**Extracted data entries:**
»»

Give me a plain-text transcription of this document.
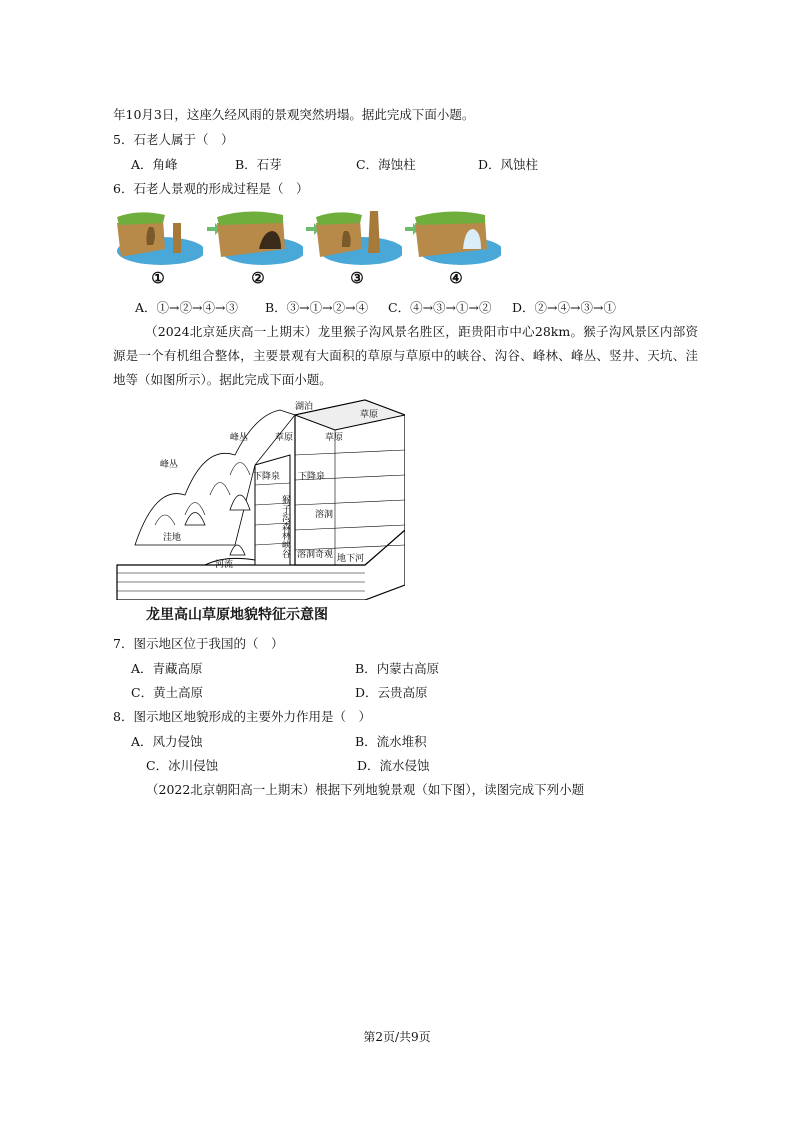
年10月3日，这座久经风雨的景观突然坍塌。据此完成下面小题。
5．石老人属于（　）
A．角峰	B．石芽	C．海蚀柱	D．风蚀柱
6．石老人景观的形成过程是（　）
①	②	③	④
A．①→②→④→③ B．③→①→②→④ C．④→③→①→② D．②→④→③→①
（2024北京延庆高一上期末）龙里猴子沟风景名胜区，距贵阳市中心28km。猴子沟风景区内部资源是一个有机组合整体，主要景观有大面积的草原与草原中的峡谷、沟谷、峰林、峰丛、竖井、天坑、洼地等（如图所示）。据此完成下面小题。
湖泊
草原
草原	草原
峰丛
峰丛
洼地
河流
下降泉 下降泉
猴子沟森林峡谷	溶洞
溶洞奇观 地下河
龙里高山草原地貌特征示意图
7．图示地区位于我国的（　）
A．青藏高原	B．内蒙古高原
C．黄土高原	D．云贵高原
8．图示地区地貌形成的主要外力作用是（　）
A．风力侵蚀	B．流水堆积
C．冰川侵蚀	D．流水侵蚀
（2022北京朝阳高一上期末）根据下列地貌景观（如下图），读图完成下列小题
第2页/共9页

««

**What is asked:**
Copy out the data above exactly, except the pictures.

**Written answer:**
Give me a plain-text transcription of this document.
年10月3日，这座久经风雨的景观突然坍塌。据此完成下面小题。
5．石老人属于（　）
A．角峰	B．石芽	C．海蚀柱	D．风蚀柱
6．石老人景观的形成过程是（　）
①	②	③	④
A．①→②→④→③ B．③→①→②→④ C．④→③→①→② D．②→④→③→①
（2024北京延庆高一上期末）龙里猴子沟风景名胜区，距贵阳市中心28km。猴子沟风景区内部资源是一个有机组合整体，主要景观有大面积的草原与草原中的峡谷、沟谷、峰林、峰丛、竖井、天坑、洼地等（如图所示）。据此完成下面小题。
湖泊
草原
草原	草原
峰丛
峰丛
洼地
河流
下降泉 下降泉
猴子沟森林峡谷	溶洞
溶洞奇观 地下河
龙里高山草原地貌特征示意图
7．图示地区位于我国的（　）
A．青藏高原	B．内蒙古高原
C．黄土高原	D．云贵高原
8．图示地区地貌形成的主要外力作用是（　）
A．风力侵蚀	B．流水堆积
C．冰川侵蚀	D．流水侵蚀
（2022北京朝阳高一上期末）根据下列地貌景观（如下图），读图完成下列小题
第2页/共9页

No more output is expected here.